A word-for-word reproduction of the data below is needed, with no pictures in it.

Page content transcription data
....
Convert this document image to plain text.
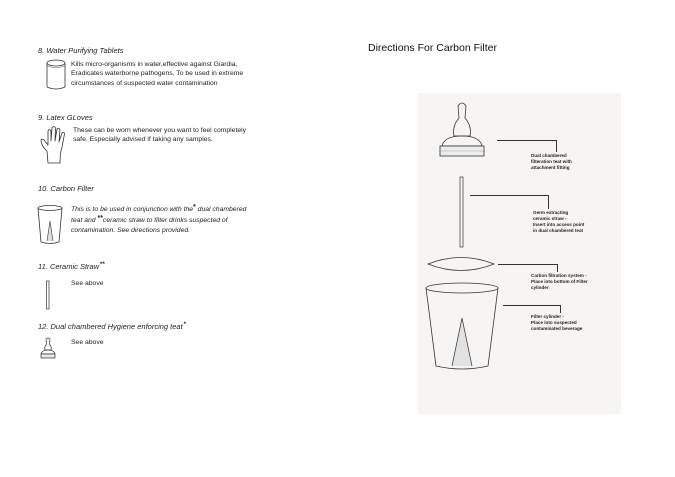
8. Water Purifying Tablets
Kills micro-organisms in water,effective against Giardia,
Eradicates waterborne pathogens. To be used in extreme
circumstances of suspected water contamination
9. Latex GLoves
These can be worn whenever you want to feel completely
safe. Especially advised if taking any samples.
10. Carbon Filter
This is to be used in conjunction with the* dual chambered
teat and **ceramic straw to filter drinks suspected of
contamination. See directions provided.
11. Ceramic Straw**
See above
12. Dual chambered Hygiene enforcing teat*
See above
Directions For Carbon Filter
Dual chambered
filteration teat with
attachment fitting
Germ extracting
ceramic straw -
Insert into access point
in dual chambered teat
Carbon filtration system -
Place into bottom of Filter
cylinder
Filter cylinder -
Place into suspected
contaminated beverage
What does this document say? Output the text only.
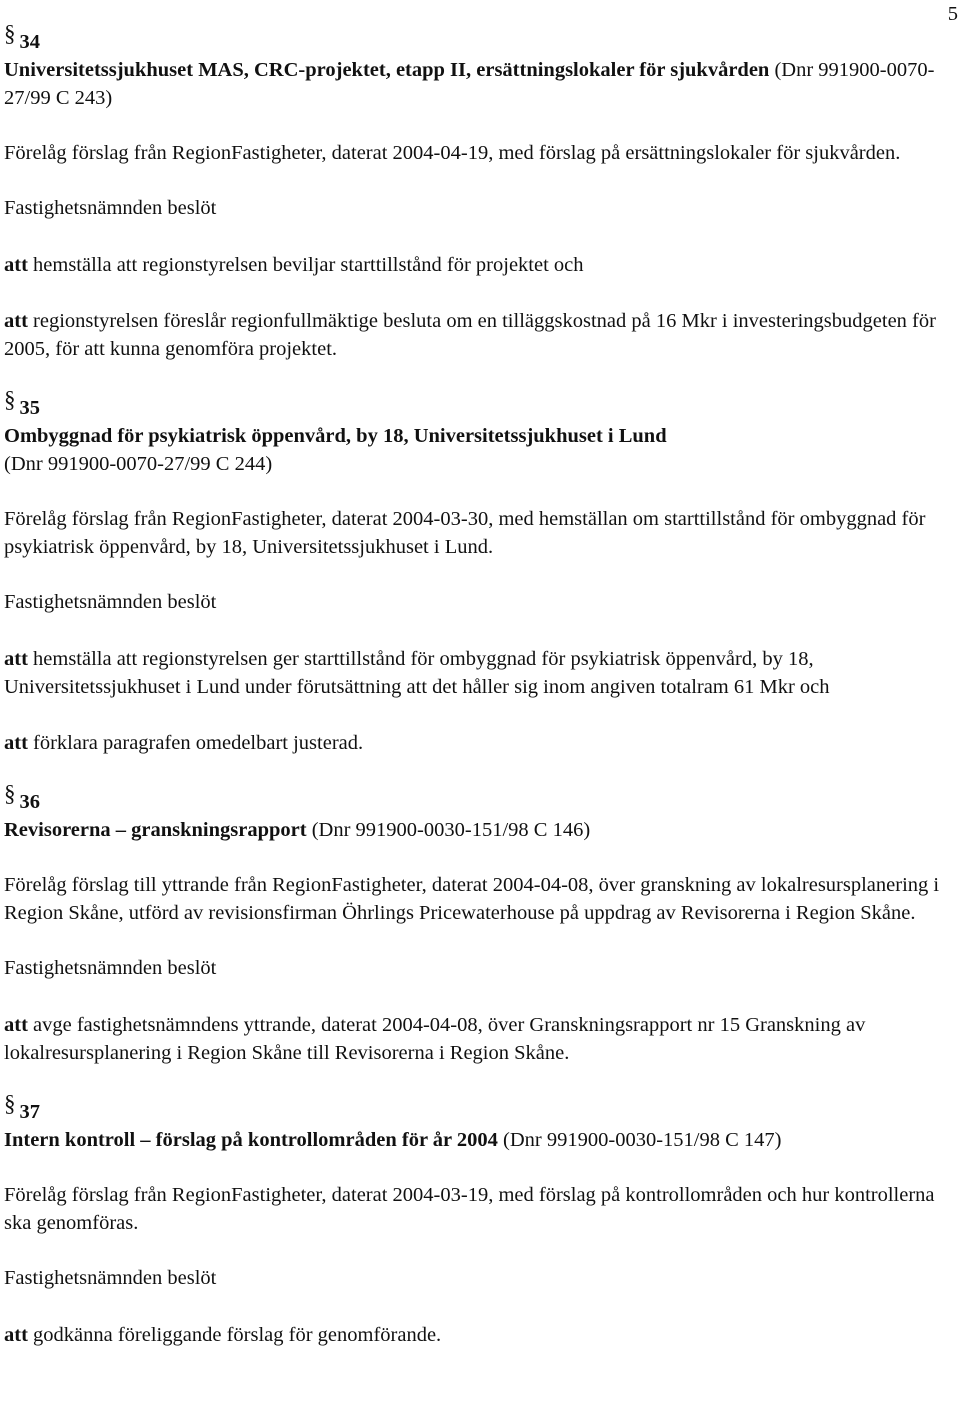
5
§ 34

Universitetssjukhuset MAS, CRC-projektet, etapp II, ersättningslokaler för sjukvården (Dnr 991900-0070-27/99 C 243)

Förelåg förslag från RegionFastigheter, daterat 2004-04-19, med förslag på ersättningslokaler för sjukvården.

Fastighetsnämnden beslöt

att hemställa att regionstyrelsen beviljar starttillstånd för projektet och

att regionstyrelsen föreslår regionfullmäktige besluta om en tilläggskostnad på 16 Mkr i investeringsbudgeten för 2005, för att kunna genomföra projektet.

§ 35

Ombyggnad för psykiatrisk öppenvård, by 18, Universitetssjukhuset i Lund

(Dnr 991900-0070-27/99 C 244)

Förelåg förslag från RegionFastigheter, daterat 2004-03-30, med hemställan om starttillstånd för ombyggnad för psykiatrisk öppenvård, by 18, Universitetssjukhuset i Lund.

Fastighetsnämnden beslöt

att hemställa att regionstyrelsen ger starttillstånd för ombyggnad för psykiatrisk öppenvård, by 18, Universitetssjukhuset i Lund under förutsättning att det håller sig inom angiven totalram 61 Mkr och

att förklara paragrafen omedelbart justerad.

§ 36

Revisorerna – granskningsrapport (Dnr 991900-0030-151/98 C 146)

Förelåg förslag till yttrande från RegionFastigheter, daterat 2004-04-08, över granskning av lokalresursplanering i Region Skåne, utförd av revisionsfirman Öhrlings Pricewaterhouse på uppdrag av Revisorerna i Region Skåne.

Fastighetsnämnden beslöt

att avge fastighetsnämndens yttrande, daterat 2004-04-08, över Granskningsrapport nr 15 Granskning av lokalresursplanering i Region Skåne till Revisorerna i Region Skåne.

§ 37

Intern kontroll – förslag på kontrollområden för år 2004 (Dnr 991900-0030-151/98 C 147)

Förelåg förslag från RegionFastigheter, daterat 2004-03-19, med förslag på kontrollområden och hur kontrollerna ska genomföras.

Fastighetsnämnden beslöt

att godkänna föreliggande förslag för genomförande.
....
- Task solution:
Convert this document image to plain text.
8. Water Purifying Tablets
Kills micro-organisms in water,effective against Giardia,
Eradicates waterborne pathogens. To be used in extreme
circumstances of suspected water contamination
9. Latex GLoves
These can be worn whenever you want to feel completely
safe. Especially advised if taking any samples.
10. Carbon Filter
This is to be used in conjunction with the* dual chambered
teat and **ceramic straw to filter drinks suspected of
contamination. See directions provided.
11. Ceramic Straw**
See above
12. Dual chambered Hygiene enforcing teat*
See above
Directions For Carbon Filter
Dual chambered
filteration teat with
attachment fitting
Germ extracting
ceramic straw -
Insert into access point
in dual chambered teat
Carbon filtration system -
Place into bottom of Filter
cylinder
Filter cylinder -
Place into suspected
contaminated beverage
What does this document say? Output the text only.
5
§ 34

Universitetssjukhuset MAS, CRC-projektet, etapp II, ersättningslokaler för sjukvården (Dnr 991900-0070-27/99 C 243)

Förelåg förslag från RegionFastigheter, daterat 2004-04-19, med förslag på ersättningslokaler för sjukvården.

Fastighetsnämnden beslöt

att hemställa att regionstyrelsen beviljar starttillstånd för projektet och

att regionstyrelsen föreslår regionfullmäktige besluta om en tilläggskostnad på 16 Mkr i investeringsbudgeten för 2005, för att kunna genomföra projektet.

§ 35

Ombyggnad för psykiatrisk öppenvård, by 18, Universitetssjukhuset i Lund

(Dnr 991900-0070-27/99 C 244)

Förelåg förslag från RegionFastigheter, daterat 2004-03-30, med hemställan om starttillstånd för ombyggnad för psykiatrisk öppenvård, by 18, Universitetssjukhuset i Lund.

Fastighetsnämnden beslöt

att hemställa att regionstyrelsen ger starttillstånd för ombyggnad för psykiatrisk öppenvård, by 18, Universitetssjukhuset i Lund under förutsättning att det håller sig inom angiven totalram 61 Mkr och

att förklara paragrafen omedelbart justerad.

§ 36

Revisorerna – granskningsrapport (Dnr 991900-0030-151/98 C 146)

Förelåg förslag till yttrande från RegionFastigheter, daterat 2004-04-08, över granskning av lokalresursplanering i Region Skåne, utförd av revisionsfirman Öhrlings Pricewaterhouse på uppdrag av Revisorerna i Region Skåne.

Fastighetsnämnden beslöt

att avge fastighetsnämndens yttrande, daterat 2004-04-08, över Granskningsrapport nr 15 Granskning av lokalresursplanering i Region Skåne till Revisorerna i Region Skåne.

§ 37

Intern kontroll – förslag på kontrollområden för år 2004 (Dnr 991900-0030-151/98 C 147)

Förelåg förslag från RegionFastigheter, daterat 2004-03-19, med förslag på kontrollområden och hur kontrollerna ska genomföras.

Fastighetsnämnden beslöt

att godkänna föreliggande förslag för genomförande.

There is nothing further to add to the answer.